---------- SUPPLIED DATA

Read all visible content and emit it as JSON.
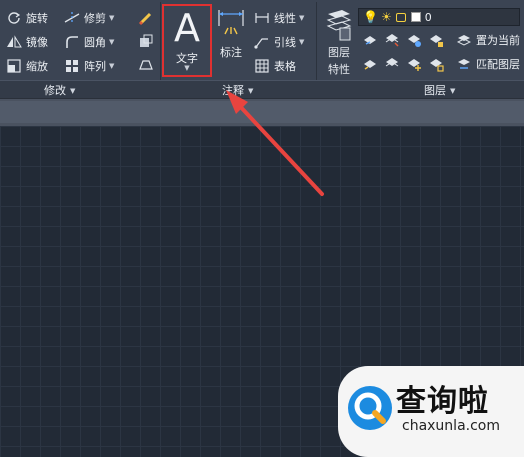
{
  "modify_panel": {
    "rotate": "旋转",
    "trim": "修剪",
    "mirror": "镜像",
    "fillet": "圆角",
    "scale": "缩放",
    "array": "阵列",
    "label": "修改"
  },
  "annotation_panel": {
    "text_glyph": "A",
    "text": "文字",
    "dimension": "标注",
    "linear": "线性",
    "leader": "引线",
    "table": "表格",
    "label": "注释"
  },
  "layers_panel": {
    "layer_properties_line1": "图层",
    "layer_properties_line2": "特性",
    "current_layer": "0",
    "set_current": "置为当前",
    "match_layer": "匹配图层",
    "label": "图层"
  },
  "watermark": {
    "main": "查询啦",
    "sub": "chaxunla.com"
  },
  "colors": {
    "highlight_border": "#e03131",
    "arrow": "#e8443f",
    "ribbon_bg": "#3b4453",
    "canvas_bg": "#222a36"
  }
}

--------------------

__GOAL__
Pictures are not part of the copy; reproduce everything else in the records exactly.

__CORRECT RESPONSE__
Read all visible content and emit it as JSON.
{
  "modify_panel": {
    "rotate": "旋转",
    "trim": "修剪",
    "mirror": "镜像",
    "fillet": "圆角",
    "scale": "缩放",
    "array": "阵列",
    "label": "修改"
  },
  "annotation_panel": {
    "text_glyph": "A",
    "text": "文字",
    "dimension": "标注",
    "linear": "线性",
    "leader": "引线",
    "table": "表格",
    "label": "注释"
  },
  "layers_panel": {
    "layer_properties_line1": "图层",
    "layer_properties_line2": "特性",
    "current_layer": "0",
    "set_current": "置为当前",
    "match_layer": "匹配图层",
    "label": "图层"
  },
  "watermark": {
    "main": "查询啦",
    "sub": "chaxunla.com"
  },
  "colors": {
    "highlight_border": "#e03131",
    "arrow": "#e8443f",
    "ribbon_bg": "#3b4453",
    "canvas_bg": "#222a36"
  }
}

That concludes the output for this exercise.